**Your instructions:** Repeat the records below exactly, leaving out any pictures.

---- Input records

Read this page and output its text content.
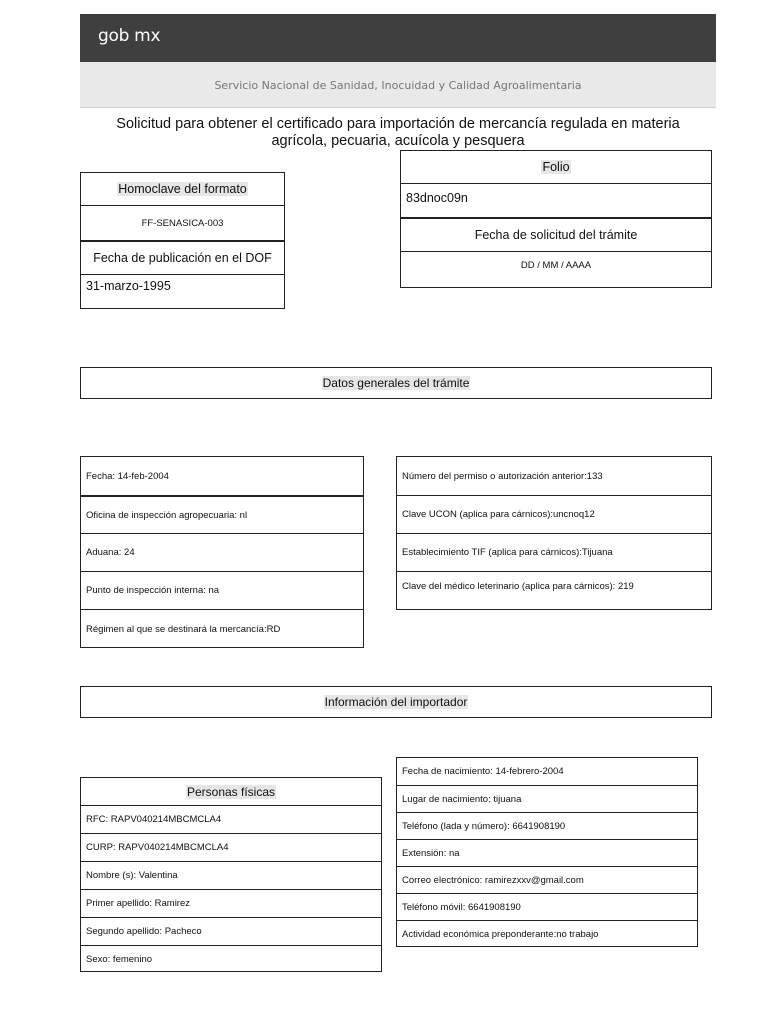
gob mx
Servicio Nacional de Sanidad, Inocuidad y Calidad Agroalimentaria
Solicitud para obtener el certificado para importación de mercancía regulada en materia
agrícola, pecuaria, acuícola y pesquera
Homoclave del formato
FF-SENASICA-003
Fecha de publicación en el DOF
31-marzo-1995
Folio
83dnoc09n
Fecha de solicitud del trámite
DD / MM / AAAA
Datos generales del trámite
Fecha: 14-feb-2004
Oficina de inspección agropecuaria: nl
Aduana: 24
Punto de inspección interna: na
Régimen al que se destinará la mercancía:RD
Número del permiso o autorización anterior:133
Clave UCON (aplica para cárnicos):uncnoq12
Establecimiento TIF (aplica para cárnicos):Tijuana
Clave del médico leterinario (aplica para cárnicos): 219
Información del importador
Personas físicas
RFC: RAPV040214MBCMCLA4
CURP: RAPV040214MBCMCLA4
Nombre (s): Valentina
Primer apellido: Ramirez
Segundo apellido: Pacheco
Sexo: femenino
Fecha de nacimiento: 14-febrero-2004
Lugar de nacimiento: tijuana
Teléfono (lada y número): 6641908190
Extensión: na
Correo electrónico: ramirezxxv@gmail.com
Teléfono móvil: 6641908190
Actividad económica preponderante:no trabajo
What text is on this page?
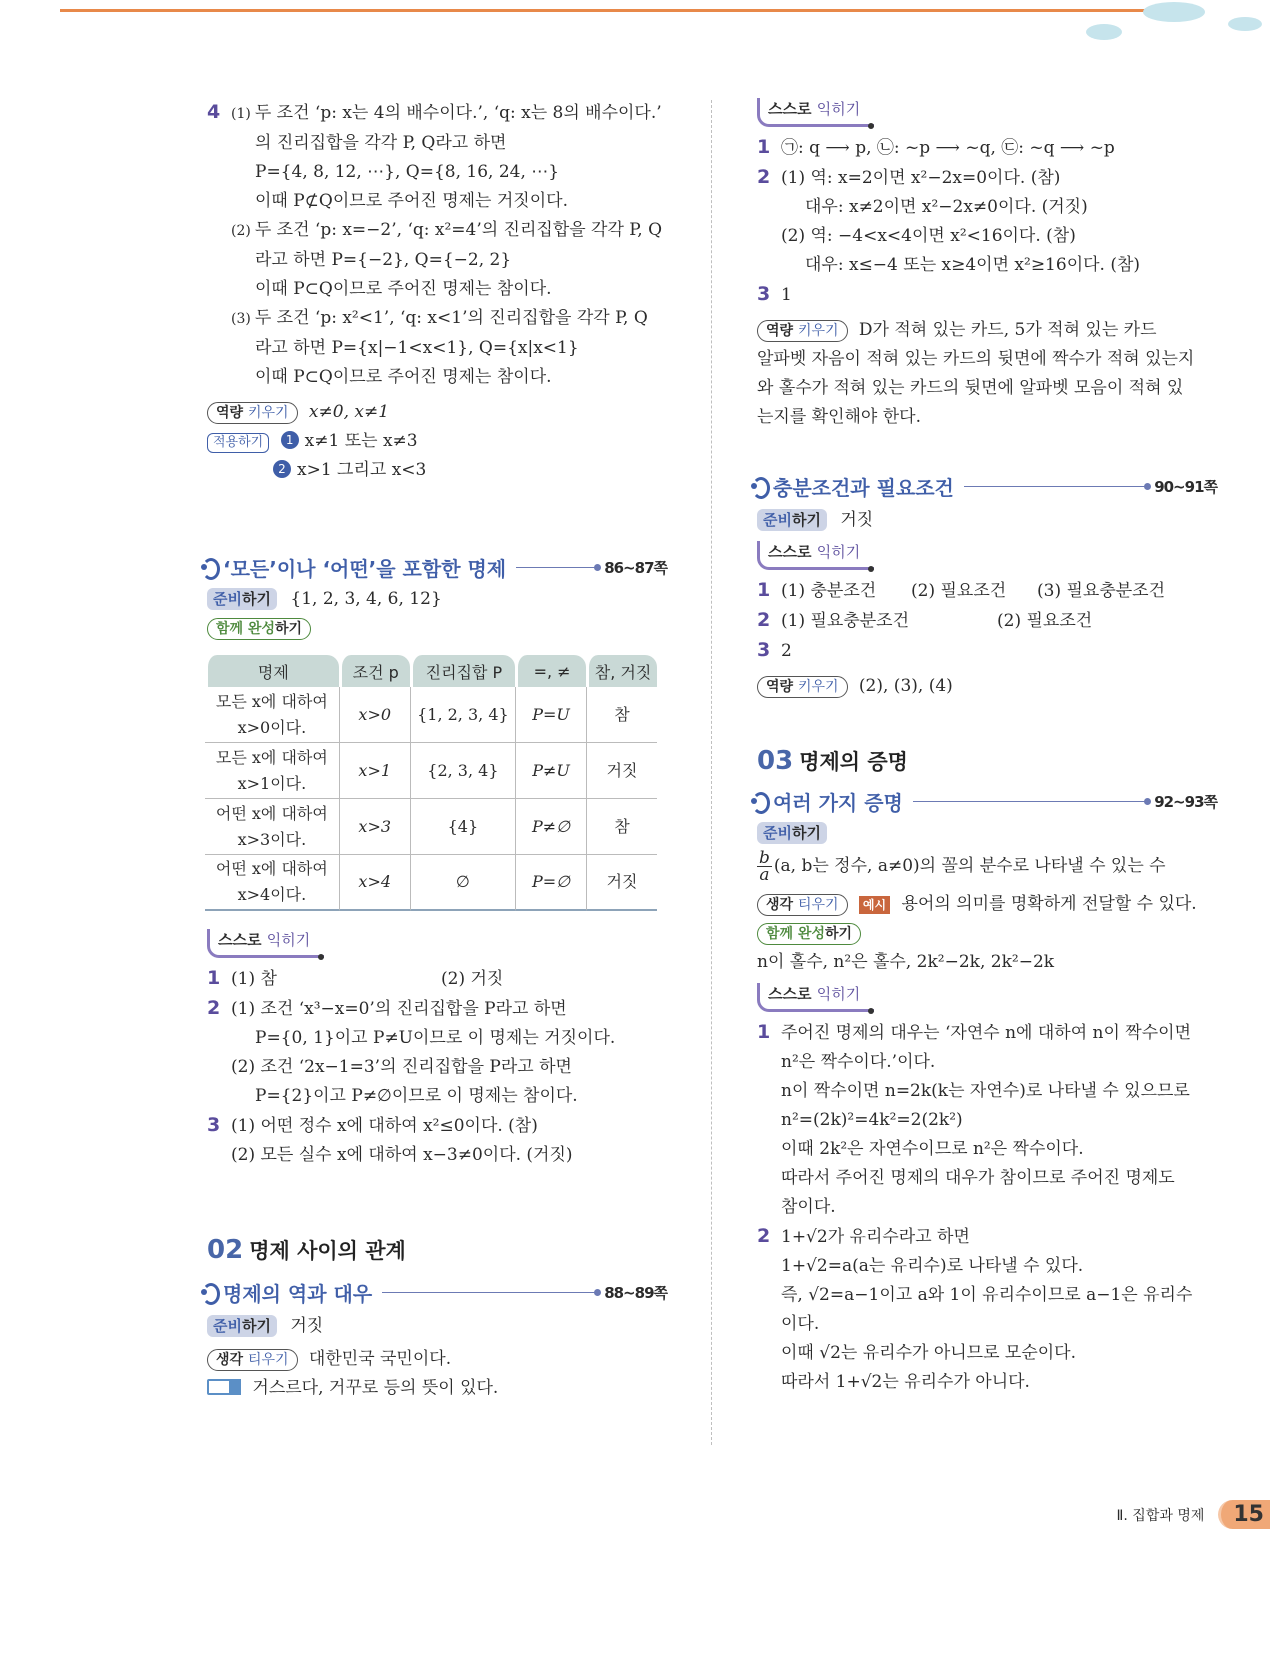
4 (1) 두 조건 ‘p: x는 4의 배수이다.’, ‘q: x는 8의 배수이다.’
의 진리집합을 각각 P, Q라고 하면
P={4, 8, 12, ⋯}, Q={8, 16, 24, ⋯}
이때 P⊄Q이므로 주어진 명제는 거짓이다.
(2) 두 조건 ‘p: x=−2’, ‘q: x²=4’의 진리집합을 각각 P, Q
라고 하면 P={−2}, Q={−2, 2}
이때 P⊂Q이므로 주어진 명제는 참이다.
(3) 두 조건 ‘p: x²<1’, ‘q: x<1’의 진리집합을 각각 P, Q
라고 하면 P={x|−1<x<1}, Q={x|x<1}
이때 P⊂Q이므로 주어진 명제는 참이다.
역량 키우기 x≠0, x≠1
적용하기 1 x≠1 또는 x≠3
2 x>1 그리고 x<3
‘모든’이나 ‘어떤’을 포함한 명제	86~87쪽
준비하기 {1, 2, 3, 4, 6, 12}
함께 완성하기
명제	조건 p	진리집합 P	=, ≠	참, 거짓

모든 x에 대하여
x>0이다.	x>0	{1, 2, 3, 4}	P=U	참

모든 x에 대하여
x>1이다.	x>1	{2, 3, 4}	P≠U	거짓

어떤 x에 대하여
x>3이다.	x>3	{4}	P≠∅	참

어떤 x에 대하여
x>4이다.	x>4	∅	P=∅	거짓
스스로 익히기
1 (1) 참	(2) 거짓
2 (1) 조건 ‘x³−x=0’의 진리집합을 P라고 하면
P={0, 1}이고 P≠U이므로 이 명제는 거짓이다.
(2) 조건 ‘2x−1=3’의 진리집합을 P라고 하면
P={2}이고 P≠∅이므로 이 명제는 참이다.
3 (1) 어떤 정수 x에 대하여 x²≤0이다. (참)
(2) 모든 실수 x에 대하여 x−3≠0이다. (거짓)
02 명제 사이의 관계
명제의 역과 대우	88~89쪽
준비하기 거짓
생각 티우기 대한민국 국민이다.
거스르다, 거꾸로 등의 뜻이 있다.
스스로 익히기
1 ㉠: q ⟶ p, ㉡: ~p ⟶ ~q, ㉢: ~q ⟶ ~p
2 (1) 역: x=2이면 x²−2x=0이다. (참)
대우: x≠2이면 x²−2x≠0이다. (거짓)
(2) 역: −4<x<4이면 x²<16이다. (참)
대우: x≤−4 또는 x≥4이면 x²≥16이다. (참)
3 1
역량 키우기 D가 적혀 있는 카드, 5가 적혀 있는 카드
알파벳 자음이 적혀 있는 카드의 뒷면에 짝수가 적혀 있는지
와 홀수가 적혀 있는 카드의 뒷면에 알파벳 모음이 적혀 있
는지를 확인해야 한다.
충분조건과 필요조건	90~91쪽
준비하기 거짓
스스로 익히기
1 (1) 충분조건 (2) 필요조건 (3) 필요충분조건
2 (1) 필요충분조건	(2) 필요조건
3 2
역량 키우기 (2), (3), (4)
03 명제의 증명
여러 가지 증명	92~93쪽
준비하기
$\frac{b}{a} (a$, b는 정수, a≠0)의 꼴의 분수로 나타낼 수 있는 수
생각 티우기 예시 용어의 의미를 명확하게 전달할 수 있다.
함께 완성하기
n이 홀수, n²은 홀수, 2k²−2k, 2k²−2k
스스로 익히기
1 주어진 명제의 대우는 ‘자연수 n에 대하여 n이 짝수이면
n²은 짝수이다.’이다.
n이 짝수이면 n=2k(k는 자연수)로 나타낼 수 있으므로
n²=(2k)²=4k²=2(2k²)
이때 2k²은 자연수이므로 n²은 짝수이다.
따라서 주어진 명제의 대우가 참이므로 주어진 명제도
참이다.
2 1+√2가 유리수라고 하면
1+√2=a(a는 유리수)로 나타낼 수 있다.
즉, √2=a−1이고 a와 1이 유리수이므로 a−1은 유리수
이다.
이때 √2는 유리수가 아니므로 모순이다.
따라서 1+√2는 유리수가 아니다.
Ⅱ. 집합과 명제	15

--------

**Task solution:**
Read this page and output its text content.
gob mx
Servicio Nacional de Sanidad, Inocuidad y Calidad Agroalimentaria
Solicitud para obtener el certificado para importación de mercancía regulada en materia
agrícola, pecuaria, acuícola y pesquera
Homoclave del formato
FF-SENASICA-003
Fecha de publicación en el DOF
31-marzo-1995
Folio
83dnoc09n
Fecha de solicitud del trámite
DD / MM / AAAA
Datos generales del trámite
Fecha: 14-feb-2004
Oficina de inspección agropecuaria: nl
Aduana: 24
Punto de inspección interna: na
Régimen al que se destinará la mercancía:RD
Número del permiso o autorización anterior:133
Clave UCON (aplica para cárnicos):uncnoq12
Establecimiento TIF (aplica para cárnicos):Tijuana
Clave del médico leterinario (aplica para cárnicos): 219
Información del importador
Personas físicas
RFC: RAPV040214MBCMCLA4
CURP: RAPV040214MBCMCLA4
Nombre (s): Valentina
Primer apellido: Ramirez
Segundo apellido: Pacheco
Sexo: femenino
Fecha de nacimiento: 14-febrero-2004
Lugar de nacimiento: tijuana
Teléfono (lada y número): 6641908190
Extensión: na
Correo electrónico: ramirezxxv@gmail.com
Teléfono móvil: 6641908190
Actividad económica preponderante:no trabajo
What text is on this page?
4 (1) 두 조건 ‘p: x는 4의 배수이다.’, ‘q: x는 8의 배수이다.’
의 진리집합을 각각 P, Q라고 하면
P={4, 8, 12, ⋯}, Q={8, 16, 24, ⋯}
이때 P⊄Q이므로 주어진 명제는 거짓이다.
(2) 두 조건 ‘p: x=−2’, ‘q: x²=4’의 진리집합을 각각 P, Q
라고 하면 P={−2}, Q={−2, 2}
이때 P⊂Q이므로 주어진 명제는 참이다.
(3) 두 조건 ‘p: x²<1’, ‘q: x<1’의 진리집합을 각각 P, Q
라고 하면 P={x|−1<x<1}, Q={x|x<1}
이때 P⊂Q이므로 주어진 명제는 참이다.
역량 키우기 x≠0, x≠1
적용하기 1 x≠1 또는 x≠3
2 x>1 그리고 x<3
‘모든’이나 ‘어떤’을 포함한 명제	86~87쪽
준비하기 {1, 2, 3, 4, 6, 12}
함께 완성하기
명제	조건 p	진리집합 P	=, ≠	참, 거짓

모든 x에 대하여
x>0이다.	x>0	{1, 2, 3, 4}	P=U	참

모든 x에 대하여
x>1이다.	x>1	{2, 3, 4}	P≠U	거짓

어떤 x에 대하여
x>3이다.	x>3	{4}	P≠∅	참

어떤 x에 대하여
x>4이다.	x>4	∅	P=∅	거짓
스스로 익히기
1 (1) 참	(2) 거짓
2 (1) 조건 ‘x³−x=0’의 진리집합을 P라고 하면
P={0, 1}이고 P≠U이므로 이 명제는 거짓이다.
(2) 조건 ‘2x−1=3’의 진리집합을 P라고 하면
P={2}이고 P≠∅이므로 이 명제는 참이다.
3 (1) 어떤 정수 x에 대하여 x²≤0이다. (참)
(2) 모든 실수 x에 대하여 x−3≠0이다. (거짓)
02 명제 사이의 관계
명제의 역과 대우	88~89쪽
준비하기 거짓
생각 티우기 대한민국 국민이다.
거스르다, 거꾸로 등의 뜻이 있다.
스스로 익히기
1 ㉠: q ⟶ p, ㉡: ~p ⟶ ~q, ㉢: ~q ⟶ ~p
2 (1) 역: x=2이면 x²−2x=0이다. (참)
대우: x≠2이면 x²−2x≠0이다. (거짓)
(2) 역: −4<x<4이면 x²<16이다. (참)
대우: x≤−4 또는 x≥4이면 x²≥16이다. (참)
3 1
역량 키우기 D가 적혀 있는 카드, 5가 적혀 있는 카드
알파벳 자음이 적혀 있는 카드의 뒷면에 짝수가 적혀 있는지
와 홀수가 적혀 있는 카드의 뒷면에 알파벳 모음이 적혀 있
는지를 확인해야 한다.
충분조건과 필요조건	90~91쪽
준비하기 거짓
스스로 익히기
1 (1) 충분조건 (2) 필요조건 (3) 필요충분조건
2 (1) 필요충분조건	(2) 필요조건
3 2
역량 키우기 (2), (3), (4)
03 명제의 증명
여러 가지 증명	92~93쪽
준비하기
$\frac{b}{a} (a$, b는 정수, a≠0)의 꼴의 분수로 나타낼 수 있는 수
생각 티우기 예시 용어의 의미를 명확하게 전달할 수 있다.
함께 완성하기
n이 홀수, n²은 홀수, 2k²−2k, 2k²−2k
스스로 익히기
1 주어진 명제의 대우는 ‘자연수 n에 대하여 n이 짝수이면
n²은 짝수이다.’이다.
n이 짝수이면 n=2k(k는 자연수)로 나타낼 수 있으므로
n²=(2k)²=4k²=2(2k²)
이때 2k²은 자연수이므로 n²은 짝수이다.
따라서 주어진 명제의 대우가 참이므로 주어진 명제도
참이다.
2 1+√2가 유리수라고 하면
1+√2=a(a는 유리수)로 나타낼 수 있다.
즉, √2=a−1이고 a와 1이 유리수이므로 a−1은 유리수
이다.
이때 √2는 유리수가 아니므로 모순이다.
따라서 1+√2는 유리수가 아니다.
Ⅱ. 집합과 명제	15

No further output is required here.